Layout element entries:
----------

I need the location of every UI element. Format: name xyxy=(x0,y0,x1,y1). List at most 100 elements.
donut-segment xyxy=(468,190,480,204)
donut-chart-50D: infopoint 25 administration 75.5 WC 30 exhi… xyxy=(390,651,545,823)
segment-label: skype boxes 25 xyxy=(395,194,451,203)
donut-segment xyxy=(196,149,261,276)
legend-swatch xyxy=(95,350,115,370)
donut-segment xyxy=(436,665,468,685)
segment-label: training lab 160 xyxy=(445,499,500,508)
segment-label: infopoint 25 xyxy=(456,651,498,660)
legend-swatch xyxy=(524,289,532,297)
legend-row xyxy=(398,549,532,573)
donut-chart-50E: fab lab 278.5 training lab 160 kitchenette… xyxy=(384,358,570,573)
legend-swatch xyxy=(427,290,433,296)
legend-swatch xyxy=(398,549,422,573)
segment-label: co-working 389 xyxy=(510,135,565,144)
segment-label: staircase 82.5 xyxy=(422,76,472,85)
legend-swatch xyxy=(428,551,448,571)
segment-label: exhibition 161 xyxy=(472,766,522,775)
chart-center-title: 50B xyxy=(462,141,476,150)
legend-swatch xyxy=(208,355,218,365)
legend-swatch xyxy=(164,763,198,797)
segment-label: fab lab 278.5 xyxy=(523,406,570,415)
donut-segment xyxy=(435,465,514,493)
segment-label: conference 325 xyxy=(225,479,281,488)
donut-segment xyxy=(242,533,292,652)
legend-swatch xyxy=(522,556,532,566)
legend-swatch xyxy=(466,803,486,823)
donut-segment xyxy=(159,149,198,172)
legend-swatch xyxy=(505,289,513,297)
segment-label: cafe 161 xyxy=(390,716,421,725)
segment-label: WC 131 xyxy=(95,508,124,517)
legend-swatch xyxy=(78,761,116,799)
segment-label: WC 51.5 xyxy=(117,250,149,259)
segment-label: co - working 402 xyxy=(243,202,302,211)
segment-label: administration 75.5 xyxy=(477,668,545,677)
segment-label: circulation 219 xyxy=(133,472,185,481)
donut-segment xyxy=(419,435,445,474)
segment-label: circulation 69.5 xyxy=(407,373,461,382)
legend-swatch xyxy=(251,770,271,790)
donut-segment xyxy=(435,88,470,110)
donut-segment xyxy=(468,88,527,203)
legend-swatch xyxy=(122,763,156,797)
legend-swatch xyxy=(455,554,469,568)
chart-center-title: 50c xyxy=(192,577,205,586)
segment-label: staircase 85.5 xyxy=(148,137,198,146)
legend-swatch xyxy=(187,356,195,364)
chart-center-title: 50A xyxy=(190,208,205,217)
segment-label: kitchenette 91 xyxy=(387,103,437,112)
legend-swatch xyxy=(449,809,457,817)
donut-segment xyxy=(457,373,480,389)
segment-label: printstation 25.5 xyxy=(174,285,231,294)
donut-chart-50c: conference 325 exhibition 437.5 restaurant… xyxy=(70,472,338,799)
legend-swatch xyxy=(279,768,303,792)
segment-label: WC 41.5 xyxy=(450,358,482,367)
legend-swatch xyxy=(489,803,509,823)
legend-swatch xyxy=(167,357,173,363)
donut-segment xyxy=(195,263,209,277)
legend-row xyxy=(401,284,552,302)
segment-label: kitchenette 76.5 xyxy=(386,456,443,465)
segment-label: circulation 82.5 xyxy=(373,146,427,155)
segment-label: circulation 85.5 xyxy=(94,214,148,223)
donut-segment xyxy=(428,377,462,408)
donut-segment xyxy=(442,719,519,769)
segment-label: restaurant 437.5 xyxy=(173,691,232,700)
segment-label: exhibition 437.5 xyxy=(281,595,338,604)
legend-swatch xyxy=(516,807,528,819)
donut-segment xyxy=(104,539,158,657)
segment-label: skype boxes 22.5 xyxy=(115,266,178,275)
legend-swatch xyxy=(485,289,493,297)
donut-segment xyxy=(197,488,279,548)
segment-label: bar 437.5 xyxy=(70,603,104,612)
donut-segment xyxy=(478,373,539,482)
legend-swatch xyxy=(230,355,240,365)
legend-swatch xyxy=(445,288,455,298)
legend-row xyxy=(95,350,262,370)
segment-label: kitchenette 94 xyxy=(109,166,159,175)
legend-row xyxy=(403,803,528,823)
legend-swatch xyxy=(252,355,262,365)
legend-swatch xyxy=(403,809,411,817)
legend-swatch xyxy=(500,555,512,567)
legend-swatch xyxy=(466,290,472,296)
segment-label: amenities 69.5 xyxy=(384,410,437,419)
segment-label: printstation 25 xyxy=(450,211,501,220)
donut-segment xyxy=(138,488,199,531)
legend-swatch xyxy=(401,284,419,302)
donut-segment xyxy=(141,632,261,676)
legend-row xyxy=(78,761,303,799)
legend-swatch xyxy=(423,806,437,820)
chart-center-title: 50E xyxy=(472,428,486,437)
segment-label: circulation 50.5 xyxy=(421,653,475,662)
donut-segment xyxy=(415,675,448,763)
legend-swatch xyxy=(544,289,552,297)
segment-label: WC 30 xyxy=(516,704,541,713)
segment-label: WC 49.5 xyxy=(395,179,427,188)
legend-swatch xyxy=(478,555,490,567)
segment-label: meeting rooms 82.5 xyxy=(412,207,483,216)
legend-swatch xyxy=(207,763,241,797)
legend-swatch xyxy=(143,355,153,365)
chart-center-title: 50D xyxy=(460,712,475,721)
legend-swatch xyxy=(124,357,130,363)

----------

• Stated problem
Give every line of the records above as a Markdown table with two columns, Number and Record line, numbering the rows in order and leaving out blank lines.

• Final result
| Number | Record line |
|---|---|
| 1 | I need the location of every UI element. Format: name xyxy=(x0,y0,x1,y1). List at most 100 elements. |
| 2 | donut-segment xyxy=(468,190,480,204) |
| 3 | donut-chart-50D: infopoint 25 administration 75.5 WC 30 exhi… xyxy=(390,651,545,823) |
| 4 | segment-label: skype boxes 25 xyxy=(395,194,451,203) |
| 5 | donut-segment xyxy=(196,149,261,276) |
| 6 | legend-swatch xyxy=(95,350,115,370) |
| 7 | donut-segment xyxy=(436,665,468,685) |
| 8 | segment-label: training lab 160 xyxy=(445,499,500,508) |
| 9 | segment-label: infopoint 25 xyxy=(456,651,498,660) |
| 10 | legend-swatch xyxy=(524,289,532,297) |
| 11 | legend-row xyxy=(398,549,532,573) |
| 12 | donut-chart-50E: fab lab 278.5 training lab 160 kitchenette… xyxy=(384,358,570,573) |
| 13 | legend-swatch xyxy=(427,290,433,296) |
| 14 | legend-swatch xyxy=(398,549,422,573) |
| 15 | segment-label: co-working 389 xyxy=(510,135,565,144) |
| 16 | segment-label: staircase 82.5 xyxy=(422,76,472,85) |
| 17 | legend-swatch xyxy=(428,551,448,571) |
| 18 | segment-label: exhibition 161 xyxy=(472,766,522,775) |
| 19 | chart-center-title: 50B xyxy=(462,141,476,150) |
| 20 | legend-swatch xyxy=(208,355,218,365) |
| 21 | legend-swatch xyxy=(164,763,198,797) |
| 22 | segment-label: fab lab 278.5 xyxy=(523,406,570,415) |
| 23 | donut-segment xyxy=(435,465,514,493) |
| 24 | segment-label: conference 325 xyxy=(225,479,281,488) |
| 25 | donut-segment xyxy=(242,533,292,652) |
| 26 | legend-swatch xyxy=(522,556,532,566) |
| 27 | legend-swatch xyxy=(466,803,486,823) |
| 28 | donut-segment xyxy=(159,149,198,172) |
| 29 | legend-swatch xyxy=(505,289,513,297) |
| 30 | segment-label: cafe 161 xyxy=(390,716,421,725) |
| 31 | segment-label: WC 131 xyxy=(95,508,124,517) |
| 32 | legend-swatch xyxy=(78,761,116,799) |
| 33 | segment-label: WC 51.5 xyxy=(117,250,149,259) |
| 34 | segment-label: co - working 402 xyxy=(243,202,302,211) |
| 35 | segment-label: administration 75.5 xyxy=(477,668,545,677) |
| 36 | segment-label: circulation 219 xyxy=(133,472,185,481) |
| 37 | donut-segment xyxy=(419,435,445,474) |
| 38 | segment-label: circulation 69.5 xyxy=(407,373,461,382) |
| 39 | legend-swatch xyxy=(251,770,271,790) |
| 40 | donut-segment xyxy=(435,88,470,110) |
| 41 | donut-segment xyxy=(468,88,527,203) |
| 42 | legend-swatch xyxy=(122,763,156,797) |
| 43 | legend-swatch xyxy=(455,554,469,568) |
| 44 | chart-center-title: 50c xyxy=(192,577,205,586) |
| 45 | segment-label: staircase 85.5 xyxy=(148,137,198,146) |
| 46 | legend-swatch xyxy=(187,356,195,364) |
| 47 | chart-center-title: 50A xyxy=(190,208,205,217) |
| 48 | segment-label: kitchenette 91 xyxy=(387,103,437,112) |
| 49 | legend-swatch xyxy=(449,809,457,817) |
| 50 | donut-segment xyxy=(457,373,480,389) |
| 51 | segment-label: printstation 25.5 xyxy=(174,285,231,294) |
| 52 | donut-chart-50c: conference 325 exhibition 437.5 restaurant… xyxy=(70,472,338,799) |
| 53 | legend-swatch xyxy=(279,768,303,792) |
| 54 | segment-label: WC 41.5 xyxy=(450,358,482,367) |
| 55 | legend-swatch xyxy=(489,803,509,823) |
| 56 | legend-swatch xyxy=(167,357,173,363) |
| 57 | donut-segment xyxy=(195,263,209,277) |
| 58 | legend-row xyxy=(401,284,552,302) |
| 59 | segment-label: kitchenette 76.5 xyxy=(386,456,443,465) |
| 60 | segment-label: circulation 82.5 xyxy=(373,146,427,155) |
| 61 | segment-label: circulation 85.5 xyxy=(94,214,148,223) |
| 62 | donut-segment xyxy=(428,377,462,408) |
| 63 | donut-segment xyxy=(442,719,519,769) |
| 64 | segment-label: restaurant 437.5 xyxy=(173,691,232,700) |
| 65 | segment-label: exhibition 437.5 xyxy=(281,595,338,604) |
| 66 | legend-swatch xyxy=(516,807,528,819) |
| 67 | donut-segment xyxy=(104,539,158,657) |
| 68 | segment-label: skype boxes 22.5 xyxy=(115,266,178,275) |
| 69 | legend-swatch xyxy=(485,289,493,297) |
| 70 | donut-segment xyxy=(197,488,279,548) |
| 71 | segment-label: bar 437.5 xyxy=(70,603,104,612) |
| 72 | donut-segment xyxy=(478,373,539,482) |
| 73 | legend-swatch xyxy=(230,355,240,365) |
| 74 | legend-swatch xyxy=(445,288,455,298) |
| 75 | legend-row xyxy=(95,350,262,370) |
| 76 | segment-label: kitchenette 94 xyxy=(109,166,159,175) |
| 77 | legend-row xyxy=(403,803,528,823) |
| 78 | legend-swatch xyxy=(252,355,262,365) |
| 79 | legend-swatch xyxy=(403,809,411,817) |
| 80 | legend-swatch xyxy=(500,555,512,567) |
| 81 | legend-swatch xyxy=(466,290,472,296) |
| 82 | segment-label: amenities 69.5 xyxy=(384,410,437,419) |
| 83 | segment-label: printstation 25 xyxy=(450,211,501,220) |
| 84 | donut-segment xyxy=(138,488,199,531) |
| 85 | legend-swatch xyxy=(401,284,419,302) |
| 86 | donut-segment xyxy=(141,632,261,676) |
| 87 | legend-row xyxy=(78,761,303,799) |
| 88 | legend-swatch xyxy=(423,806,437,820) |
| 89 | chart-center-title: 50E xyxy=(472,428,486,437) |
| 90 | segment-label: circulation 50.5 xyxy=(421,653,475,662) |
| 91 | donut-segment xyxy=(415,675,448,763) |
| 92 | legend-swatch xyxy=(544,289,552,297) |
| 93 | segment-label: WC 30 xyxy=(516,704,541,713) |
| 94 | segment-label: WC 49.5 xyxy=(395,179,427,188) |
| 95 | legend-swatch xyxy=(478,555,490,567) |
| 96 | segment-label: meeting rooms 82.5 xyxy=(412,207,483,216) |
| 97 | legend-swatch xyxy=(207,763,241,797) |
| 98 | legend-swatch xyxy=(143,355,153,365) |
| 99 | chart-center-title: 50D xyxy=(460,712,475,721) |
| 100 | legend-swatch xyxy=(124,357,130,363) |